▸ Instruction
Reproduce all of the records exactly.

▸ Entries from a dataset
§ §
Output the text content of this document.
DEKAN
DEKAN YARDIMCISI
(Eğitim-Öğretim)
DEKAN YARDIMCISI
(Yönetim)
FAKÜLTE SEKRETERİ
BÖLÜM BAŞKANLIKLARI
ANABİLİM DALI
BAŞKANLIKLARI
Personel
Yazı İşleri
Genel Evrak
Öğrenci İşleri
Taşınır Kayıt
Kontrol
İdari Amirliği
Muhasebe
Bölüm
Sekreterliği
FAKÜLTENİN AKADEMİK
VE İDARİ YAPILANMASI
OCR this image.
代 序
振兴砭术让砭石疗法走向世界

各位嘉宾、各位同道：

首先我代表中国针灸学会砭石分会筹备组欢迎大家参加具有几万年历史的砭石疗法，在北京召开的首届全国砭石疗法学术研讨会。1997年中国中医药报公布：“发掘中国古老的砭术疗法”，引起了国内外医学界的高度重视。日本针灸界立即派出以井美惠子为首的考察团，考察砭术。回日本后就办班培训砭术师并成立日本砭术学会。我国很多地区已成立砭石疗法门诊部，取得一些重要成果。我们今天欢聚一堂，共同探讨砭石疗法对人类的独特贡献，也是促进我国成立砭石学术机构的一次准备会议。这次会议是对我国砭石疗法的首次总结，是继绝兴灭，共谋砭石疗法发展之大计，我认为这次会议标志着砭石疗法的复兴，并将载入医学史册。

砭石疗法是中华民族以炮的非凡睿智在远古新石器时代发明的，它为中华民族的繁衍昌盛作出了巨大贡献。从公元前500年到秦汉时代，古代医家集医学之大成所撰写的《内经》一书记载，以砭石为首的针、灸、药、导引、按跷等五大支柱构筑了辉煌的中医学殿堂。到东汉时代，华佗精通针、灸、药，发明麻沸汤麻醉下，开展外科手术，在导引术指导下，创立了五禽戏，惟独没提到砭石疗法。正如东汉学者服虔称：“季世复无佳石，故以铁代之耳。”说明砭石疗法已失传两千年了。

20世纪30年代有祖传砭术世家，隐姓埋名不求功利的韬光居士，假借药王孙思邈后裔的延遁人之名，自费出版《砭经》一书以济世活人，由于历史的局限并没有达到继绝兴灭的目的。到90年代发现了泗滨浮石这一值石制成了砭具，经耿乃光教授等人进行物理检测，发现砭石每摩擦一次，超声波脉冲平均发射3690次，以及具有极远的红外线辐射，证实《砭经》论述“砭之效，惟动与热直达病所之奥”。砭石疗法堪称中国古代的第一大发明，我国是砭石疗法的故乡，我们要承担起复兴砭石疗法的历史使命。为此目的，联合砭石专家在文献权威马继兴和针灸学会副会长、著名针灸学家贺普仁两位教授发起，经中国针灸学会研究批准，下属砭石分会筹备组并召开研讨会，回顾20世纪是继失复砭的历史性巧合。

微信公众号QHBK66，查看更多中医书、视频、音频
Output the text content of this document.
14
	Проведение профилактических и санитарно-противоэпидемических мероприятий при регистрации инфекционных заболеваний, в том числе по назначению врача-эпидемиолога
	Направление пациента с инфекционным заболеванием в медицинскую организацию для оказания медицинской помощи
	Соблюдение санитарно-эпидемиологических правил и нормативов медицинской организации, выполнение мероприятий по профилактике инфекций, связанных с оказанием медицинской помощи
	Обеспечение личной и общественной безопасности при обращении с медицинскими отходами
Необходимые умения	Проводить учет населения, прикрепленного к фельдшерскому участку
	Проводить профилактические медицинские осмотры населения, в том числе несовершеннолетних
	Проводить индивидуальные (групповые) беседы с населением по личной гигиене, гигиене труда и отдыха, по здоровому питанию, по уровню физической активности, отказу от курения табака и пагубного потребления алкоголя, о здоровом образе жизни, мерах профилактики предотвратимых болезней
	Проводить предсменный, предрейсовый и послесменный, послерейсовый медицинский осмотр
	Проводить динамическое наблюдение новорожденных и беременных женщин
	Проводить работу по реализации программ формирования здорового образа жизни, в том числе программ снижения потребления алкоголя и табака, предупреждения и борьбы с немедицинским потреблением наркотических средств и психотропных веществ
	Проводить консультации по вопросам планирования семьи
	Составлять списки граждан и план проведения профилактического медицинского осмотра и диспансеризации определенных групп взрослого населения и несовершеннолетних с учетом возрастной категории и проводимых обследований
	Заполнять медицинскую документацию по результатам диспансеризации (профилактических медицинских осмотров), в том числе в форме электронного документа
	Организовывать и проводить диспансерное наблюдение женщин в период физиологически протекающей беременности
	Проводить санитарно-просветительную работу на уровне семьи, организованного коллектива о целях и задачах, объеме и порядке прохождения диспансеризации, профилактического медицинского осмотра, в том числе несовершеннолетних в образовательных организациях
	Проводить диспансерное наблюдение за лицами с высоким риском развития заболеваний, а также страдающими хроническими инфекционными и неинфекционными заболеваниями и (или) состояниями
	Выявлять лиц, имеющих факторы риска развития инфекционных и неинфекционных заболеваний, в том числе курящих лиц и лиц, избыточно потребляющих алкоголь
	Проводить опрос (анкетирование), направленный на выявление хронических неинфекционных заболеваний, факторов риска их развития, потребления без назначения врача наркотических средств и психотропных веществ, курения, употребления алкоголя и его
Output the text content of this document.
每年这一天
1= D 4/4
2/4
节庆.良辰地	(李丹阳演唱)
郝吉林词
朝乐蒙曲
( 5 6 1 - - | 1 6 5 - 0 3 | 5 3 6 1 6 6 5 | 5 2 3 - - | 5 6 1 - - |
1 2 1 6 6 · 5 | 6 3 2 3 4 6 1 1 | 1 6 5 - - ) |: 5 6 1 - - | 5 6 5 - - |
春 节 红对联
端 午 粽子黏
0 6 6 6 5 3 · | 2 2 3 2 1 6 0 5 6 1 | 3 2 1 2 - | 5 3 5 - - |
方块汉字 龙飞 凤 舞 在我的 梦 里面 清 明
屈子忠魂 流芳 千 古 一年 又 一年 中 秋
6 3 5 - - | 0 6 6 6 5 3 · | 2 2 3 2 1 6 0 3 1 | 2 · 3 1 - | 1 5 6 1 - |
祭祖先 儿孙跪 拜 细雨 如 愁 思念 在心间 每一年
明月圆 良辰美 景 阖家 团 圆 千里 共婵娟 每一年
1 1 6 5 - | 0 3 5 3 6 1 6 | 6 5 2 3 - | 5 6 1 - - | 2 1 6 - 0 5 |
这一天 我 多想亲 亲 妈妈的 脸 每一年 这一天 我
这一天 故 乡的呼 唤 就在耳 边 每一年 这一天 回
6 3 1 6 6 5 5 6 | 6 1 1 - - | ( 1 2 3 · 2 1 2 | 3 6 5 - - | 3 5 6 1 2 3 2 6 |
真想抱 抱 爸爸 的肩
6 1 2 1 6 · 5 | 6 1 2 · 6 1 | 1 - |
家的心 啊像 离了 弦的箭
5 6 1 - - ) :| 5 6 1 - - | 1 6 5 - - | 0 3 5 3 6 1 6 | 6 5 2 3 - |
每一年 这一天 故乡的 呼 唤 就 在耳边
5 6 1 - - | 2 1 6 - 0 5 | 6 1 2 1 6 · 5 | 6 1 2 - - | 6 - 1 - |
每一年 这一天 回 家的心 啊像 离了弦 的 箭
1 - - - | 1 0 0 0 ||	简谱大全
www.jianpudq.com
§ §
▸ Result for this task
Output the text content of this document.
DEKAN
DEKAN YARDIMCISI
(Eğitim-Öğretim)
DEKAN YARDIMCISI
(Yönetim)
FAKÜLTE SEKRETERİ
BÖLÜM BAŞKANLIKLARI
ANABİLİM DALI
BAŞKANLIKLARI
Personel
Yazı İşleri
Genel Evrak
Öğrenci İşleri
Taşınır Kayıt
Kontrol
İdari Amirliği
Muhasebe
Bölüm
Sekreterliği
FAKÜLTENİN AKADEMİK
VE İDARİ YAPILANMASI
OCR this image.
代 序
振兴砭术让砭石疗法走向世界

各位嘉宾、各位同道：

首先我代表中国针灸学会砭石分会筹备组欢迎大家参加具有几万年历史的砭石疗法，在北京召开的首届全国砭石疗法学术研讨会。1997年中国中医药报公布：“发掘中国古老的砭术疗法”，引起了国内外医学界的高度重视。日本针灸界立即派出以井美惠子为首的考察团，考察砭术。回日本后就办班培训砭术师并成立日本砭术学会。我国很多地区已成立砭石疗法门诊部，取得一些重要成果。我们今天欢聚一堂，共同探讨砭石疗法对人类的独特贡献，也是促进我国成立砭石学术机构的一次准备会议。这次会议是对我国砭石疗法的首次总结，是继绝兴灭，共谋砭石疗法发展之大计，我认为这次会议标志着砭石疗法的复兴，并将载入医学史册。

砭石疗法是中华民族以炮的非凡睿智在远古新石器时代发明的，它为中华民族的繁衍昌盛作出了巨大贡献。从公元前500年到秦汉时代，古代医家集医学之大成所撰写的《内经》一书记载，以砭石为首的针、灸、药、导引、按跷等五大支柱构筑了辉煌的中医学殿堂。到东汉时代，华佗精通针、灸、药，发明麻沸汤麻醉下，开展外科手术，在导引术指导下，创立了五禽戏，惟独没提到砭石疗法。正如东汉学者服虔称：“季世复无佳石，故以铁代之耳。”说明砭石疗法已失传两千年了。

20世纪30年代有祖传砭术世家，隐姓埋名不求功利的韬光居士，假借药王孙思邈后裔的延遁人之名，自费出版《砭经》一书以济世活人，由于历史的局限并没有达到继绝兴灭的目的。到90年代发现了泗滨浮石这一值石制成了砭具，经耿乃光教授等人进行物理检测，发现砭石每摩擦一次，超声波脉冲平均发射3690次，以及具有极远的红外线辐射，证实《砭经》论述“砭之效，惟动与热直达病所之奥”。砭石疗法堪称中国古代的第一大发明，我国是砭石疗法的故乡，我们要承担起复兴砭石疗法的历史使命。为此目的，联合砭石专家在文献权威马继兴和针灸学会副会长、著名针灸学家贺普仁两位教授发起，经中国针灸学会研究批准，下属砭石分会筹备组并召开研讨会，回顾20世纪是继失复砭的历史性巧合。

微信公众号QHBK66，查看更多中医书、视频、音频
Output the text content of this document.
14
	Проведение профилактических и санитарно-противоэпидемических мероприятий при регистрации инфекционных заболеваний, в том числе по назначению врача-эпидемиолога
	Направление пациента с инфекционным заболеванием в медицинскую организацию для оказания медицинской помощи
	Соблюдение санитарно-эпидемиологических правил и нормативов медицинской организации, выполнение мероприятий по профилактике инфекций, связанных с оказанием медицинской помощи
	Обеспечение личной и общественной безопасности при обращении с медицинскими отходами
Необходимые умения	Проводить учет населения, прикрепленного к фельдшерскому участку
	Проводить профилактические медицинские осмотры населения, в том числе несовершеннолетних
	Проводить индивидуальные (групповые) беседы с населением по личной гигиене, гигиене труда и отдыха, по здоровому питанию, по уровню физической активности, отказу от курения табака и пагубного потребления алкоголя, о здоровом образе жизни, мерах профилактики предотвратимых болезней
	Проводить предсменный, предрейсовый и послесменный, послерейсовый медицинский осмотр
	Проводить динамическое наблюдение новорожденных и беременных женщин
	Проводить работу по реализации программ формирования здорового образа жизни, в том числе программ снижения потребления алкоголя и табака, предупреждения и борьбы с немедицинским потреблением наркотических средств и психотропных веществ
	Проводить консультации по вопросам планирования семьи
	Составлять списки граждан и план проведения профилактического медицинского осмотра и диспансеризации определенных групп взрослого населения и несовершеннолетних с учетом возрастной категории и проводимых обследований
	Заполнять медицинскую документацию по результатам диспансеризации (профилактических медицинских осмотров), в том числе в форме электронного документа
	Организовывать и проводить диспансерное наблюдение женщин в период физиологически протекающей беременности
	Проводить санитарно-просветительную работу на уровне семьи, организованного коллектива о целях и задачах, объеме и порядке прохождения диспансеризации, профилактического медицинского осмотра, в том числе несовершеннолетних в образовательных организациях
	Проводить диспансерное наблюдение за лицами с высоким риском развития заболеваний, а также страдающими хроническими инфекционными и неинфекционными заболеваниями и (или) состояниями
	Выявлять лиц, имеющих факторы риска развития инфекционных и неинфекционных заболеваний, в том числе курящих лиц и лиц, избыточно потребляющих алкоголь
	Проводить опрос (анкетирование), направленный на выявление хронических неинфекционных заболеваний, факторов риска их развития, потребления без назначения врача наркотических средств и психотропных веществ, курения, употребления алкоголя и его
Output the text content of this document.
每年这一天
1= D 4/4
2/4
节庆.良辰地	(李丹阳演唱)
郝吉林词
朝乐蒙曲
( 5 6 1 - - | 1 6 5 - 0 3 | 5 3 6 1 6 6 5 | 5 2 3 - - | 5 6 1 - - |
1 2 1 6 6 · 5 | 6 3 2 3 4 6 1 1 | 1 6 5 - - ) |: 5 6 1 - - | 5 6 5 - - |
春 节 红对联
端 午 粽子黏
0 6 6 6 5 3 · | 2 2 3 2 1 6 0 5 6 1 | 3 2 1 2 - | 5 3 5 - - |
方块汉字 龙飞 凤 舞 在我的 梦 里面 清 明
屈子忠魂 流芳 千 古 一年 又 一年 中 秋
6 3 5 - - | 0 6 6 6 5 3 · | 2 2 3 2 1 6 0 3 1 | 2 · 3 1 - | 1 5 6 1 - |
祭祖先 儿孙跪 拜 细雨 如 愁 思念 在心间 每一年
明月圆 良辰美 景 阖家 团 圆 千里 共婵娟 每一年
1 1 6 5 - | 0 3 5 3 6 1 6 | 6 5 2 3 - | 5 6 1 - - | 2 1 6 - 0 5 |
这一天 我 多想亲 亲 妈妈的 脸 每一年 这一天 我
这一天 故 乡的呼 唤 就在耳 边 每一年 这一天 回
6 3 1 6 6 5 5 6 | 6 1 1 - - | ( 1 2 3 · 2 1 2 | 3 6 5 - - | 3 5 6 1 2 3 2 6 |
真想抱 抱 爸爸 的肩
6 1 2 1 6 · 5 | 6 1 2 · 6 1 | 1 - |
家的心 啊像 离了 弦的箭
5 6 1 - - ) :| 5 6 1 - - | 1 6 5 - - | 0 3 5 3 6 1 6 | 6 5 2 3 - |
每一年 这一天 故乡的 呼 唤 就 在耳边
5 6 1 - - | 2 1 6 - 0 5 | 6 1 2 1 6 · 5 | 6 1 2 - - | 6 - 1 - |
每一年 这一天 回 家的心 啊像 离了弦 的 箭
1 - - - | 1 0 0 0 ||	简谱大全
www.jianpudq.com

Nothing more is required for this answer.